What is expected ::
Output the records exactly as they appear, with no pictures included.

Extracted records:
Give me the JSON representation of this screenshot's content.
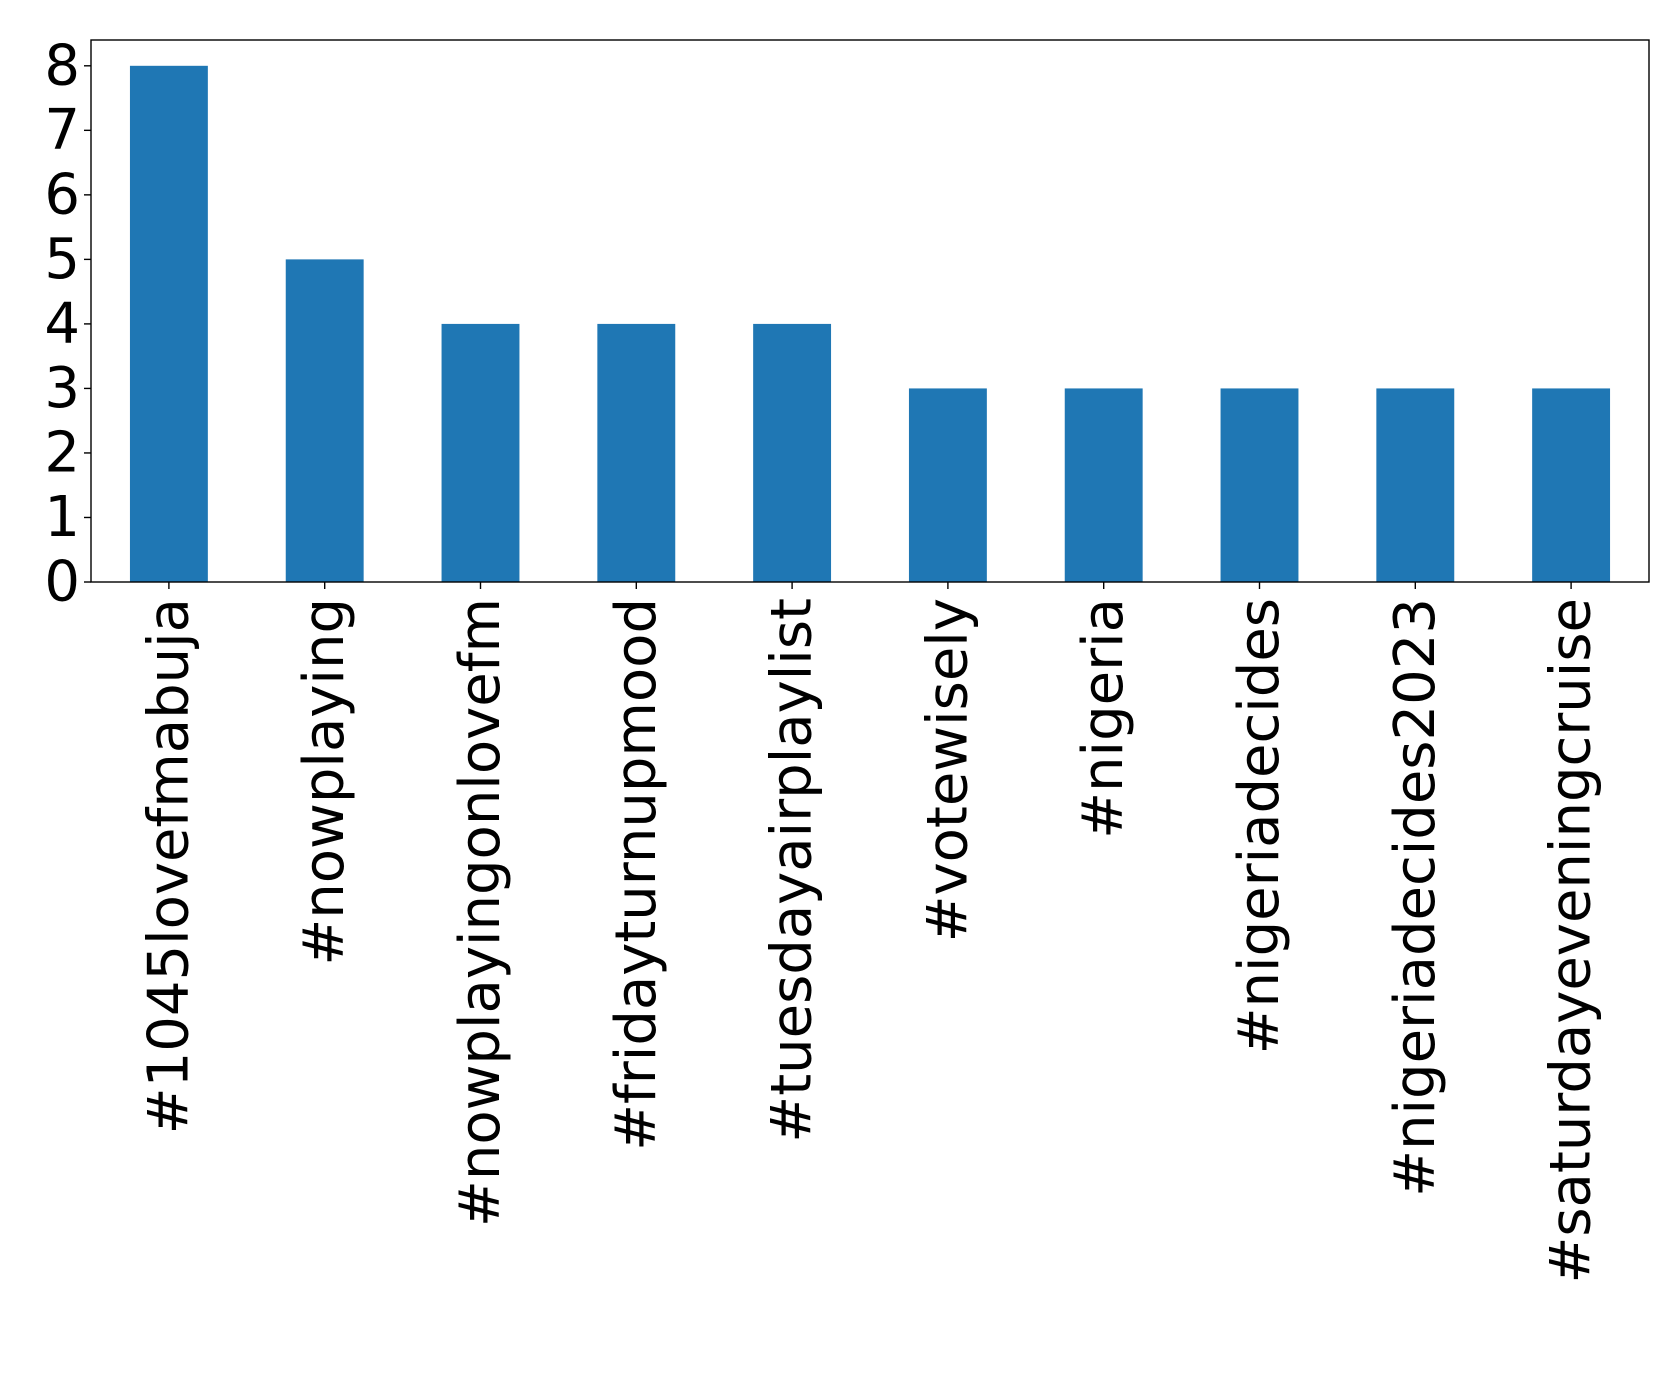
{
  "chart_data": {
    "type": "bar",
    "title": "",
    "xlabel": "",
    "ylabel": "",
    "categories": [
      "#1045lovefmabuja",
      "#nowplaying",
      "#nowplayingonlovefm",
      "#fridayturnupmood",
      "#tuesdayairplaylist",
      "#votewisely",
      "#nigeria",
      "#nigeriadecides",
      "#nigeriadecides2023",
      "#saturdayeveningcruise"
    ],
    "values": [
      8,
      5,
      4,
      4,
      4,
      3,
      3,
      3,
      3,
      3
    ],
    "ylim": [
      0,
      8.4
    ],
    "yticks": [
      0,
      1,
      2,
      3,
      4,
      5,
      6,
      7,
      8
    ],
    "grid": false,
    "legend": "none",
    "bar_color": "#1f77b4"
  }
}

Solved exercise ::
Give me the JSON representation of this screenshot's content.
{
  "chart_data": {
    "type": "bar",
    "title": "",
    "xlabel": "",
    "ylabel": "",
    "categories": [
      "#1045lovefmabuja",
      "#nowplaying",
      "#nowplayingonlovefm",
      "#fridayturnupmood",
      "#tuesdayairplaylist",
      "#votewisely",
      "#nigeria",
      "#nigeriadecides",
      "#nigeriadecides2023",
      "#saturdayeveningcruise"
    ],
    "values": [
      8,
      5,
      4,
      4,
      4,
      3,
      3,
      3,
      3,
      3
    ],
    "ylim": [
      0,
      8.4
    ],
    "yticks": [
      0,
      1,
      2,
      3,
      4,
      5,
      6,
      7,
      8
    ],
    "grid": false,
    "legend": "none",
    "bar_color": "#1f77b4"
  }
}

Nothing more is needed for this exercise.